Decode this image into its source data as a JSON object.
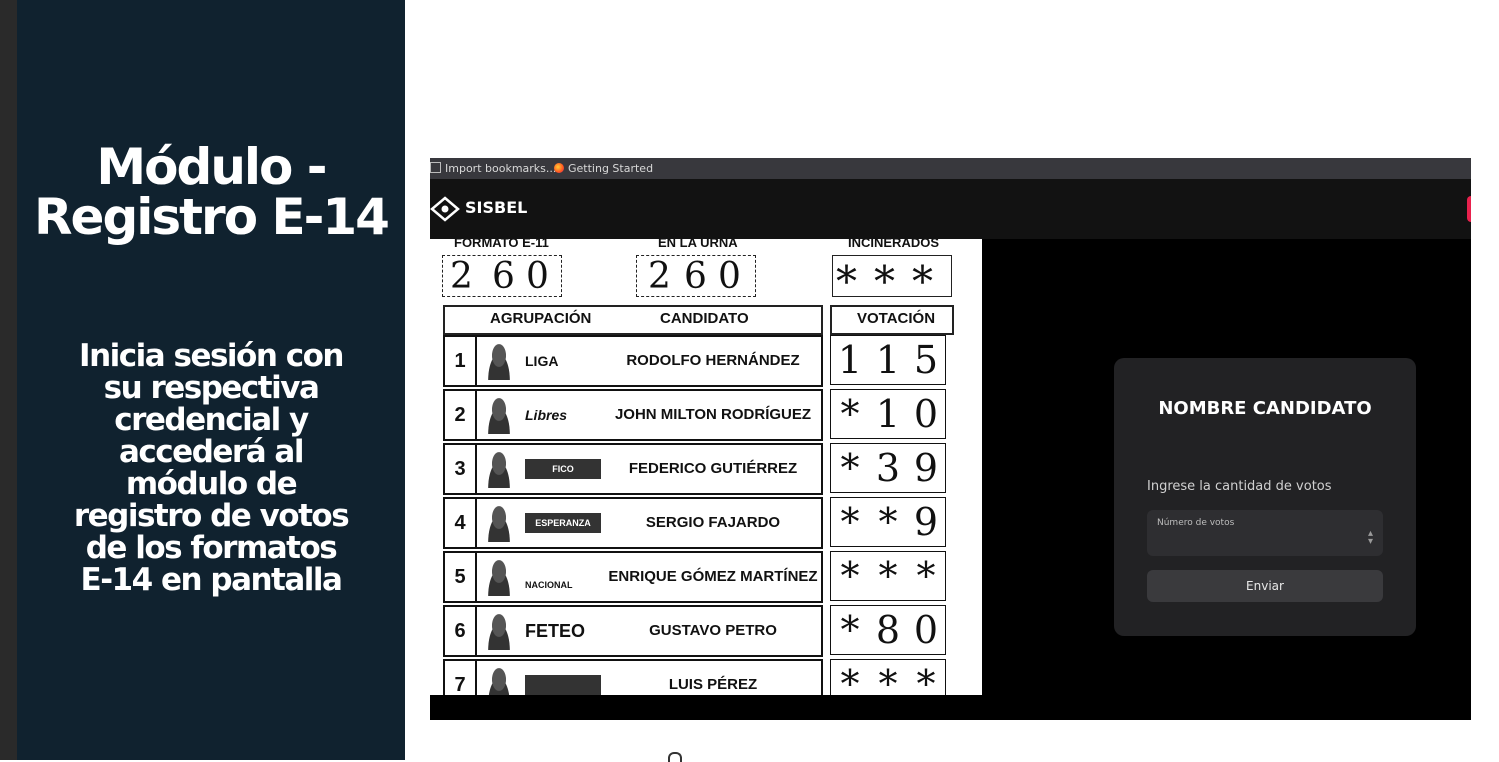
{
  "slide": {
    "title_line1": "Módulo -",
    "title_line2": "Registro E-14",
    "description": "Inicia sesión con su respectiva credencial y accederá al módulo de registro de votos de los formatos E-14 en pantalla"
  },
  "browser": {
    "bookmarks": [
      {
        "label": "Import bookmarks...",
        "icon": "import-icon"
      },
      {
        "label": "Getting Started",
        "icon": "firefox-icon"
      }
    ]
  },
  "app": {
    "brand": "SISBEL",
    "logo_icon": "sisbel-logo-icon"
  },
  "form": {
    "headers": {
      "formato": "FORMATO E-11",
      "urna": "EN LA URNA",
      "incinerados": "INCINERADOS"
    },
    "formato_digits": [
      "2",
      "6",
      "0"
    ],
    "urna_digits": [
      "2",
      "6",
      "0"
    ],
    "incinerados_marks": [
      "*",
      "*",
      "*"
    ],
    "table_headers": {
      "agrupacion": "AGRUPACIÓN",
      "candidato": "CANDIDATO",
      "votacion": "VOTACIÓN"
    },
    "rows": [
      {
        "num": "1",
        "party": "LIGA",
        "candidate": "RODOLFO HERNÁNDEZ",
        "votes": [
          "1",
          "1",
          "5"
        ]
      },
      {
        "num": "2",
        "party": "Libres",
        "candidate": "JOHN MILTON RODRÍGUEZ",
        "votes": [
          "*",
          "1",
          "0"
        ]
      },
      {
        "num": "3",
        "party": "FICO",
        "candidate": "FEDERICO GUTIÉRREZ",
        "votes": [
          "*",
          "3",
          "9"
        ]
      },
      {
        "num": "4",
        "party": "ESPERANZA",
        "candidate": "SERGIO FAJARDO",
        "votes": [
          "*",
          "*",
          "9"
        ]
      },
      {
        "num": "5",
        "party": "NACIONAL",
        "candidate": "ENRIQUE GÓMEZ MARTÍNEZ",
        "votes": [
          "*",
          "*",
          "*"
        ]
      },
      {
        "num": "6",
        "party": "FETEO",
        "candidate": "GUSTAVO PETRO",
        "votes": [
          "*",
          "8",
          "0"
        ]
      },
      {
        "num": "7",
        "party": "",
        "candidate": "LUIS PÉREZ",
        "votes": [
          "*",
          "*",
          "*"
        ]
      }
    ]
  },
  "modal": {
    "title": "NOMBRE CANDIDATO",
    "label": "Ingrese la cantidad de votos",
    "input_placeholder": "Número de votos",
    "submit_label": "Enviar"
  },
  "colors": {
    "panel_bg": "#10222f",
    "app_bar": "#121212",
    "card_bg": "#222224",
    "accent_red": "#e8214d"
  }
}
####################
WRITTEN INSTRUCTION: Omit the pictures, then output the rest of the listing exactly.

OUTPUT OF THE EXERCISE:
Decode this image into its source data as a JSON object.
{
  "slide": {
    "title_line1": "Módulo -",
    "title_line2": "Registro E-14",
    "description": "Inicia sesión con su respectiva credencial y accederá al módulo de registro de votos de los formatos E-14 en pantalla"
  },
  "browser": {
    "bookmarks": [
      {
        "label": "Import bookmarks...",
        "icon": "import-icon"
      },
      {
        "label": "Getting Started",
        "icon": "firefox-icon"
      }
    ]
  },
  "app": {
    "brand": "SISBEL",
    "logo_icon": "sisbel-logo-icon"
  },
  "form": {
    "headers": {
      "formato": "FORMATO E-11",
      "urna": "EN LA URNA",
      "incinerados": "INCINERADOS"
    },
    "formato_digits": [
      "2",
      "6",
      "0"
    ],
    "urna_digits": [
      "2",
      "6",
      "0"
    ],
    "incinerados_marks": [
      "*",
      "*",
      "*"
    ],
    "table_headers": {
      "agrupacion": "AGRUPACIÓN",
      "candidato": "CANDIDATO",
      "votacion": "VOTACIÓN"
    },
    "rows": [
      {
        "num": "1",
        "party": "LIGA",
        "candidate": "RODOLFO HERNÁNDEZ",
        "votes": [
          "1",
          "1",
          "5"
        ]
      },
      {
        "num": "2",
        "party": "Libres",
        "candidate": "JOHN MILTON RODRÍGUEZ",
        "votes": [
          "*",
          "1",
          "0"
        ]
      },
      {
        "num": "3",
        "party": "FICO",
        "candidate": "FEDERICO GUTIÉRREZ",
        "votes": [
          "*",
          "3",
          "9"
        ]
      },
      {
        "num": "4",
        "party": "ESPERANZA",
        "candidate": "SERGIO FAJARDO",
        "votes": [
          "*",
          "*",
          "9"
        ]
      },
      {
        "num": "5",
        "party": "NACIONAL",
        "candidate": "ENRIQUE GÓMEZ MARTÍNEZ",
        "votes": [
          "*",
          "*",
          "*"
        ]
      },
      {
        "num": "6",
        "party": "FETEO",
        "candidate": "GUSTAVO PETRO",
        "votes": [
          "*",
          "8",
          "0"
        ]
      },
      {
        "num": "7",
        "party": "",
        "candidate": "LUIS PÉREZ",
        "votes": [
          "*",
          "*",
          "*"
        ]
      }
    ]
  },
  "modal": {
    "title": "NOMBRE CANDIDATO",
    "label": "Ingrese la cantidad de votos",
    "input_placeholder": "Número de votos",
    "submit_label": "Enviar"
  },
  "colors": {
    "panel_bg": "#10222f",
    "app_bar": "#121212",
    "card_bg": "#222224",
    "accent_red": "#e8214d"
  }
}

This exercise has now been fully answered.